● **Dataset records**:

┄┄┄┄┄┄┄┄┄┄┄┄┄┄┄┄┄┄┄┄

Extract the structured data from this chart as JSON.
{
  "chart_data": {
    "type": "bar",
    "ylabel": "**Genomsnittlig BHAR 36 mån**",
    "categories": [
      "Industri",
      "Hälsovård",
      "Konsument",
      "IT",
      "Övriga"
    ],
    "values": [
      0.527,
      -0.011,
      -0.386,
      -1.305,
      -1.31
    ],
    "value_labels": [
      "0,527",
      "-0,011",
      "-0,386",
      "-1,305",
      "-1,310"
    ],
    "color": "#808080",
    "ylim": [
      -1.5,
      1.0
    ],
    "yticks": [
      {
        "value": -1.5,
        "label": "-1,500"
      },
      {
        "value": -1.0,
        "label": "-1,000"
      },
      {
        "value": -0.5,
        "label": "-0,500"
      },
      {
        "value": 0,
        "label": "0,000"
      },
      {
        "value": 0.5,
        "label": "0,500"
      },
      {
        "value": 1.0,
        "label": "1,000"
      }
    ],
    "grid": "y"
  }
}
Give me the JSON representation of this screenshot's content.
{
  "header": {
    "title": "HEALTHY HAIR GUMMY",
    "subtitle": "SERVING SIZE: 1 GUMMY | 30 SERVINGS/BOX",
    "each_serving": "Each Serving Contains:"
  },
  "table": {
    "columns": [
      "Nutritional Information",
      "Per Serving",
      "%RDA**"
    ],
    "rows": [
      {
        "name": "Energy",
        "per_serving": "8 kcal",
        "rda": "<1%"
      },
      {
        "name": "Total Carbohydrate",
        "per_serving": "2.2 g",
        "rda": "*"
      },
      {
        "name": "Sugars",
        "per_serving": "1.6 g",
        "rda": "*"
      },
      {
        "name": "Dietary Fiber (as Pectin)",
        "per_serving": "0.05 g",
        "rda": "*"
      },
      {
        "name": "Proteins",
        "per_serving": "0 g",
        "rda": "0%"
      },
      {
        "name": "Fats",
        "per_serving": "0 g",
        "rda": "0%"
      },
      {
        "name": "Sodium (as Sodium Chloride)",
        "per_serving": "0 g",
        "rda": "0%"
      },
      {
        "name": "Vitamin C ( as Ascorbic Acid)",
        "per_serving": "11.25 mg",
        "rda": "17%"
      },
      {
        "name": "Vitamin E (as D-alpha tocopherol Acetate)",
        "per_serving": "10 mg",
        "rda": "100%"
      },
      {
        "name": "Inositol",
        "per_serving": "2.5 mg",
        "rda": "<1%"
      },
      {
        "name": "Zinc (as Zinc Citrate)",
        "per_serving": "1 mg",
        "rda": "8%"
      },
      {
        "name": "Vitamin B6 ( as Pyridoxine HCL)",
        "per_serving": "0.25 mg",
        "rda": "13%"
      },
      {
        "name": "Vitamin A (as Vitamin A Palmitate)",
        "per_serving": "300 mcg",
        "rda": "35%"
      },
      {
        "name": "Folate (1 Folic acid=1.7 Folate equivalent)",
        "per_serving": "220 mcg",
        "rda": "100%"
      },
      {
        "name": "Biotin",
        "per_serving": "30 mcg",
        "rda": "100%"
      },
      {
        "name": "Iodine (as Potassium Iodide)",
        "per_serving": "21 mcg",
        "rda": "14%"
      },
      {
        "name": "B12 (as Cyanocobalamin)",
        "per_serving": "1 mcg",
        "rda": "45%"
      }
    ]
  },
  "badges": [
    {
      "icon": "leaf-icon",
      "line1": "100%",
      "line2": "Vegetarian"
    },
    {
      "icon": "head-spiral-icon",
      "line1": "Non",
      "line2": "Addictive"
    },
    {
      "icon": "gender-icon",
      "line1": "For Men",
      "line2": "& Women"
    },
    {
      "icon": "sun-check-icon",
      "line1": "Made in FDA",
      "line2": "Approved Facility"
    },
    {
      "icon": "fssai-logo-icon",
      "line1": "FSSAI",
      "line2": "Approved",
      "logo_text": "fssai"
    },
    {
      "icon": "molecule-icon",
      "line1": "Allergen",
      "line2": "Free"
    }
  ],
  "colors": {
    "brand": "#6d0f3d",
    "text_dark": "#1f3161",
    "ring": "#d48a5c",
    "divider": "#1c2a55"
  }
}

┄┄┄┄┄┄┄┄┄┄┄┄┄┄┄┄┄┄┄┄

● **Instructions for the task**: Collect the lines of the records that include the string "Vitamin".

● **Answer space**:
        "name": "Vitamin C ( as Ascorbic Acid)",
        "name": "Vitamin E (as D-alpha tocopherol Acetate)",
        "name": "Vitamin B6 ( as Pyridoxine HCL)",
        "name": "Vitamin A (as Vitamin A Palmitate)",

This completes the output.